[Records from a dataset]
• • • •

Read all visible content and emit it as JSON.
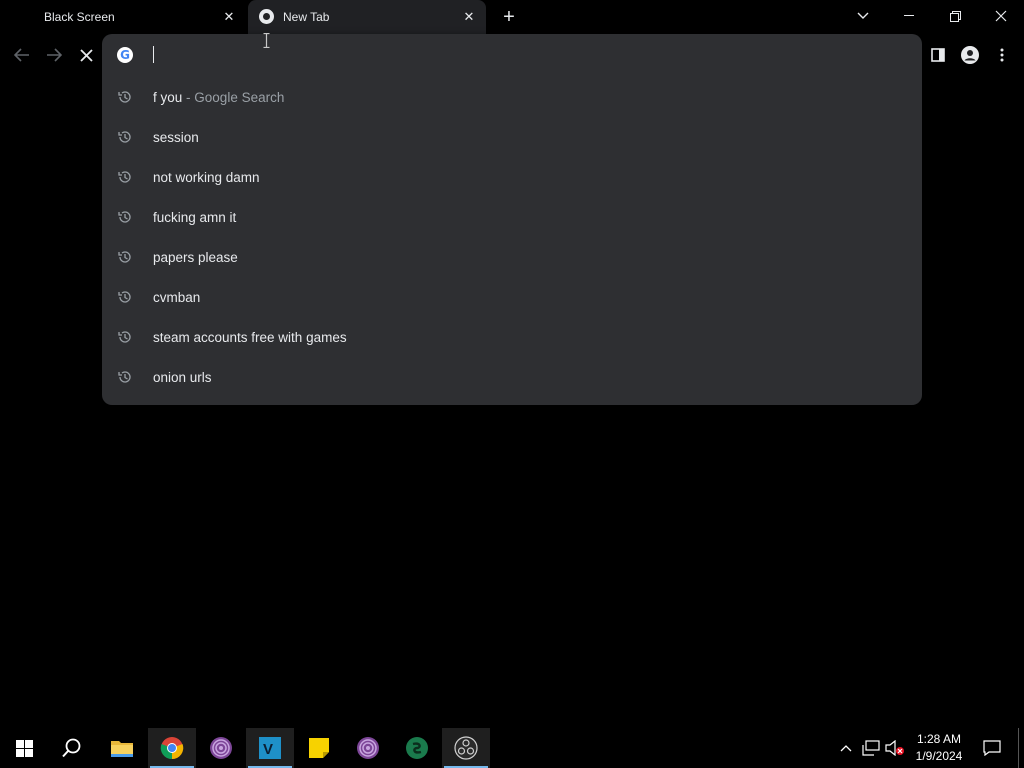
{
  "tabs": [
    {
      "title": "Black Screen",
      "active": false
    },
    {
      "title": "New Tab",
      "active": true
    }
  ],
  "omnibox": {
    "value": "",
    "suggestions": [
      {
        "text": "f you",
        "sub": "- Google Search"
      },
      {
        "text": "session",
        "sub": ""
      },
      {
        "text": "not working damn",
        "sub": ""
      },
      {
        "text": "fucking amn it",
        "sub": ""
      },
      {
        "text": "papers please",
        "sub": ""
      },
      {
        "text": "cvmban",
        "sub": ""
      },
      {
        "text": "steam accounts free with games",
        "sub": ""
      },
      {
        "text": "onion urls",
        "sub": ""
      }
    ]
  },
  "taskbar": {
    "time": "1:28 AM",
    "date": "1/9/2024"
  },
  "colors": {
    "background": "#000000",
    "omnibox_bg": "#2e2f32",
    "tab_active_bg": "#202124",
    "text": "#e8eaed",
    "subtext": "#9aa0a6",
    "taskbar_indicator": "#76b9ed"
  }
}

• • • •

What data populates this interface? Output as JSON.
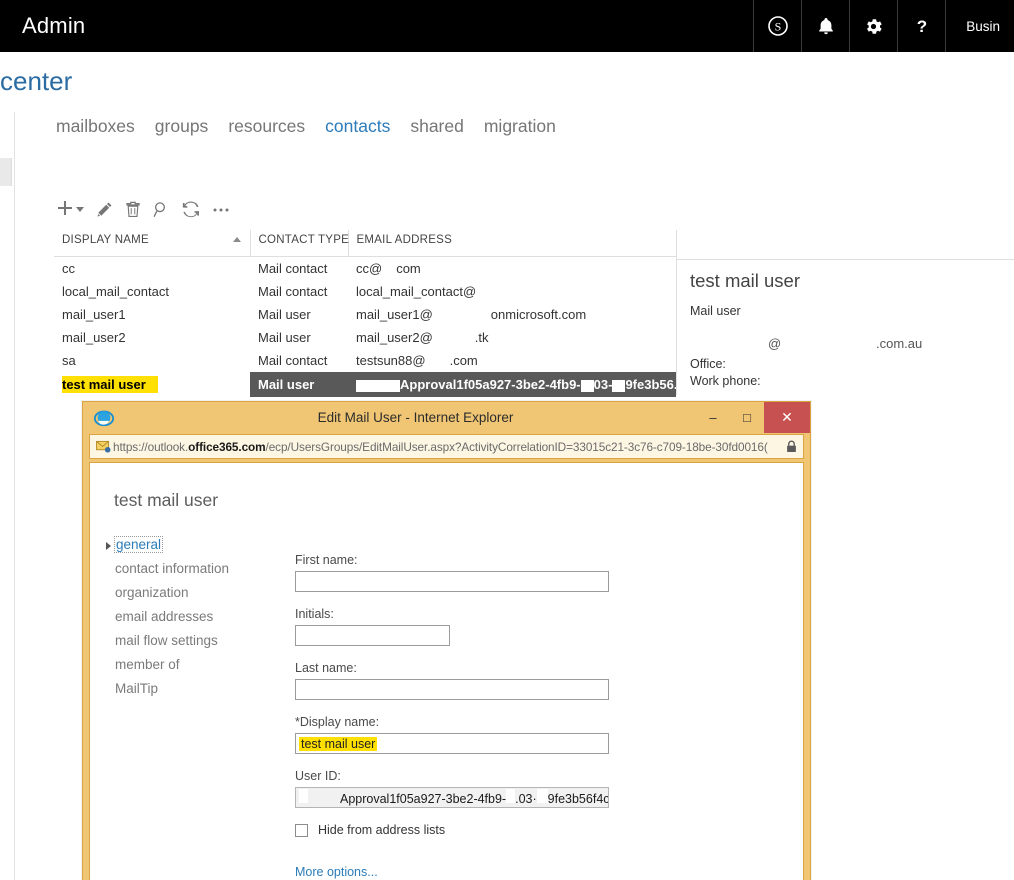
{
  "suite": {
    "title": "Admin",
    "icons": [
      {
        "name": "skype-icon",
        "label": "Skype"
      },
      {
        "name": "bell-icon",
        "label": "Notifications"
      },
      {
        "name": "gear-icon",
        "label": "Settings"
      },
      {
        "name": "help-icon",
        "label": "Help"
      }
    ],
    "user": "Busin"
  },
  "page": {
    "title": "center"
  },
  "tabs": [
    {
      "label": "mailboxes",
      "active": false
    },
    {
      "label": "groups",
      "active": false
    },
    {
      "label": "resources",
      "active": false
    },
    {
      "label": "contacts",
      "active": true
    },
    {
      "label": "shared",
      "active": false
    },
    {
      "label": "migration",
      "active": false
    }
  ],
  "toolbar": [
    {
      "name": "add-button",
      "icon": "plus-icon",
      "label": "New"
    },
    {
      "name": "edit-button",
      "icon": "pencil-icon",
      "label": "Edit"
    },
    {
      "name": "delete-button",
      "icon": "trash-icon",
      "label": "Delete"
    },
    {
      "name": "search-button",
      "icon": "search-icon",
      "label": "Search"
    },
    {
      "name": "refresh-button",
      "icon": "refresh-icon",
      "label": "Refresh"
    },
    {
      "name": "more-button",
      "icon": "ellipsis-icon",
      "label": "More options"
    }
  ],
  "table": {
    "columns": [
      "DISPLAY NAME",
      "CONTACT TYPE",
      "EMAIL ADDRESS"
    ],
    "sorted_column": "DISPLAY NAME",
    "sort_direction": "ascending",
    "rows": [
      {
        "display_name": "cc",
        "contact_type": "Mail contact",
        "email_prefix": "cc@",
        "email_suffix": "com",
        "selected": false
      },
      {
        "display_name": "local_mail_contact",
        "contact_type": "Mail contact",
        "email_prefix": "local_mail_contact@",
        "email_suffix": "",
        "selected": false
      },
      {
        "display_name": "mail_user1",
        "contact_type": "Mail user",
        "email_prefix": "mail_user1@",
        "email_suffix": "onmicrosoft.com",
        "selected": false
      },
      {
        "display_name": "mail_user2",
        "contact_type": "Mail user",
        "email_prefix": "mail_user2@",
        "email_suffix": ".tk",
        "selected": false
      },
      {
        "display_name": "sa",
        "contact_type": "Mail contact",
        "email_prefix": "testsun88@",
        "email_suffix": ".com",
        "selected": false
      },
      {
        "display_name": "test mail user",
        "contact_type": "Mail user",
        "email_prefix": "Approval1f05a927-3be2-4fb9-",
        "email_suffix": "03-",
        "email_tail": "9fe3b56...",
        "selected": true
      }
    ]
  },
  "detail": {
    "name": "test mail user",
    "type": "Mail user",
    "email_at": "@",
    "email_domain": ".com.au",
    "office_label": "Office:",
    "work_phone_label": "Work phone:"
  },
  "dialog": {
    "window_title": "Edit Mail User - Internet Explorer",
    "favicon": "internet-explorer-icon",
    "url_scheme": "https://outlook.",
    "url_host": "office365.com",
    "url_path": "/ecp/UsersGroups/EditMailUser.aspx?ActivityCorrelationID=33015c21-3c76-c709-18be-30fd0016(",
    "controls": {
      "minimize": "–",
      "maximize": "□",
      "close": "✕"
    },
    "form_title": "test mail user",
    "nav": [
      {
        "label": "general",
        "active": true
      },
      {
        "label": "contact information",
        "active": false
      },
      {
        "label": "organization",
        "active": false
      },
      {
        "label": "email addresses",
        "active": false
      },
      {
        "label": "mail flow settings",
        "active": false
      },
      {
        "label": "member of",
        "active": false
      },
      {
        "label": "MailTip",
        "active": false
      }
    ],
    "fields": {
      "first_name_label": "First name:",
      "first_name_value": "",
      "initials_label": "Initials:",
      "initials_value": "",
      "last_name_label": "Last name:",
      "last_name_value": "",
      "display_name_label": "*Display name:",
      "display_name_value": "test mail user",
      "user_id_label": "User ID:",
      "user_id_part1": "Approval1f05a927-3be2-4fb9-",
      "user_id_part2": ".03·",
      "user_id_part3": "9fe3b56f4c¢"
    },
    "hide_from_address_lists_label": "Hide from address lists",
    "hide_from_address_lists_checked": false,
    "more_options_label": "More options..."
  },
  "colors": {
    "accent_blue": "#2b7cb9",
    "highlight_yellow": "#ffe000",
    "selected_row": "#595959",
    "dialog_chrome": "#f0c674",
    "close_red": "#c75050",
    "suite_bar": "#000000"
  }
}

• • • •

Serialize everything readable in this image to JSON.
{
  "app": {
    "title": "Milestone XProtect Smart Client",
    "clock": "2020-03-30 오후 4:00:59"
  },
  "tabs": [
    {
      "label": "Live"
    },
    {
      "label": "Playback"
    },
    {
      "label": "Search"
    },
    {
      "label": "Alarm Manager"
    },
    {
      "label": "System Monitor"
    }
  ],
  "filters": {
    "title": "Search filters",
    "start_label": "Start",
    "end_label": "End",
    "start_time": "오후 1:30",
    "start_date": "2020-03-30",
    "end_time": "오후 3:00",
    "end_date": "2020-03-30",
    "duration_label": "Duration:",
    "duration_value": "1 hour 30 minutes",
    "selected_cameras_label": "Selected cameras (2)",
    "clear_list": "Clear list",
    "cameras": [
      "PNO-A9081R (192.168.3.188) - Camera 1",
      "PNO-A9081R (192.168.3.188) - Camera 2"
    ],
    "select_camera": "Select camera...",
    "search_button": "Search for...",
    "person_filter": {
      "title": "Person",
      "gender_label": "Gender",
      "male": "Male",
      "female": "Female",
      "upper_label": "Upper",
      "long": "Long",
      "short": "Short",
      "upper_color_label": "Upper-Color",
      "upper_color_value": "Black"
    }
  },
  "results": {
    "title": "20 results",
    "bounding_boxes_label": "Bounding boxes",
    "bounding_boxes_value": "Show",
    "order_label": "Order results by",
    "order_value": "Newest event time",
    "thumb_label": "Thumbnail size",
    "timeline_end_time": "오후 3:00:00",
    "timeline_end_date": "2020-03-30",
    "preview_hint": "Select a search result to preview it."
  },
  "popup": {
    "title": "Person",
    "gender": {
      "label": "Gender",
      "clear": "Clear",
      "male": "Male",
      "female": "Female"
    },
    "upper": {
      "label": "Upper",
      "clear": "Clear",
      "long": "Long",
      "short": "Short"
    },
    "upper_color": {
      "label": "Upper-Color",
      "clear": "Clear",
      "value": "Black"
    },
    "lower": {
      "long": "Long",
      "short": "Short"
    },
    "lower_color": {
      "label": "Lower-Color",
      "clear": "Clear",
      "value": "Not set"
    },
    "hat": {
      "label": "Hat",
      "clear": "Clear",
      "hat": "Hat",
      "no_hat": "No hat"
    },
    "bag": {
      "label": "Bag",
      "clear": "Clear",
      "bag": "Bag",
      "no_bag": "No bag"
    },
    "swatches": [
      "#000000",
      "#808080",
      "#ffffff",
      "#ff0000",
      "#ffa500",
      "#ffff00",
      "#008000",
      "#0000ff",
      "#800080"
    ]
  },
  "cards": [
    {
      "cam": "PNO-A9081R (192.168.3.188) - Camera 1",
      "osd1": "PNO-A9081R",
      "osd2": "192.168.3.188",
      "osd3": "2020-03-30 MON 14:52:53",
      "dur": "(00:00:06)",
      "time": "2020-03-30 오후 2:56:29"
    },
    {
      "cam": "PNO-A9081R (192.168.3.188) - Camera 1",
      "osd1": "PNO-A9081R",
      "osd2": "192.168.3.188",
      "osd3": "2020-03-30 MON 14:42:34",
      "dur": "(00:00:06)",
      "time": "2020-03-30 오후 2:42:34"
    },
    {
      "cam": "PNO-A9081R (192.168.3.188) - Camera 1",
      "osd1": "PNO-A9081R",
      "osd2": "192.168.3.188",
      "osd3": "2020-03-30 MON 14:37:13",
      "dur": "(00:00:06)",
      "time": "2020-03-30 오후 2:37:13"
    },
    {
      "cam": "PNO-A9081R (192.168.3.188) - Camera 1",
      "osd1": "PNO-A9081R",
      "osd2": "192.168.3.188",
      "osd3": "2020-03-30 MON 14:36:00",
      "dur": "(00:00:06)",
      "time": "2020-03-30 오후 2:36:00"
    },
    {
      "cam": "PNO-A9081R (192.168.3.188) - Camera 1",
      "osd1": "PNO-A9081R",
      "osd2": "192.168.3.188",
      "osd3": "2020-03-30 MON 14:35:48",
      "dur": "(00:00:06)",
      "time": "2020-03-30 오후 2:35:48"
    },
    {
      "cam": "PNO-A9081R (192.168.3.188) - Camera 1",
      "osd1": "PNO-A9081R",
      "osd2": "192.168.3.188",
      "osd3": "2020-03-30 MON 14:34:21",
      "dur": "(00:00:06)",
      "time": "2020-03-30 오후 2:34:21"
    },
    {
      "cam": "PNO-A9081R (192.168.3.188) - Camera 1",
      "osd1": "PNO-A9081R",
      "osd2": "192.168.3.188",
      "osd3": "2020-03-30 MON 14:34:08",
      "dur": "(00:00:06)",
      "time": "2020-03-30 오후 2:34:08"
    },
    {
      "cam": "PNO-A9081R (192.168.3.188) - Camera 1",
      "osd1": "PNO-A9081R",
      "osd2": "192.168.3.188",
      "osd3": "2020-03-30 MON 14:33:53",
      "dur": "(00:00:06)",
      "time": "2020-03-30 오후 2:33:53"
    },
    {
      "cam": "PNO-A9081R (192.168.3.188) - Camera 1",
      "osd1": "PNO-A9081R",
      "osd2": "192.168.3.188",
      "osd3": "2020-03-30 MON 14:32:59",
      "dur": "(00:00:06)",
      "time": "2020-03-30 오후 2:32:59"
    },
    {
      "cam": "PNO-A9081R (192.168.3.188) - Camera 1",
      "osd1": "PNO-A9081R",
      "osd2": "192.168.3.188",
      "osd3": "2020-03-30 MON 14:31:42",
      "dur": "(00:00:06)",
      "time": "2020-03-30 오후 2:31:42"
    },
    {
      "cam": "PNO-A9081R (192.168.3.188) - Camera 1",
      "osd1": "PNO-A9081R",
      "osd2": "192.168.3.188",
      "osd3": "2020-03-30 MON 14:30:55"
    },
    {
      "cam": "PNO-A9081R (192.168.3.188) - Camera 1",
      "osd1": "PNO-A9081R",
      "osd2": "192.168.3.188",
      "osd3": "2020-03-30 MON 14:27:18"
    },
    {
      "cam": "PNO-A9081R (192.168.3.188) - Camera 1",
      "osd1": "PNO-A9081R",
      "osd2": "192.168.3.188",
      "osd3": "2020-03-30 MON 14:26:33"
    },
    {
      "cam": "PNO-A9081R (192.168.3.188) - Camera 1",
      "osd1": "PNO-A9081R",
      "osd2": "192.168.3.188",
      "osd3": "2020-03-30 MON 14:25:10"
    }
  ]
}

• • • •

Task to carry out |
Copy all lines from the material that hold "JSON".

Result of the task |
Read all visible content and emit it as JSON.
What data populates this interface? Output as JSON.
Serialize everything readable in this image to JSON.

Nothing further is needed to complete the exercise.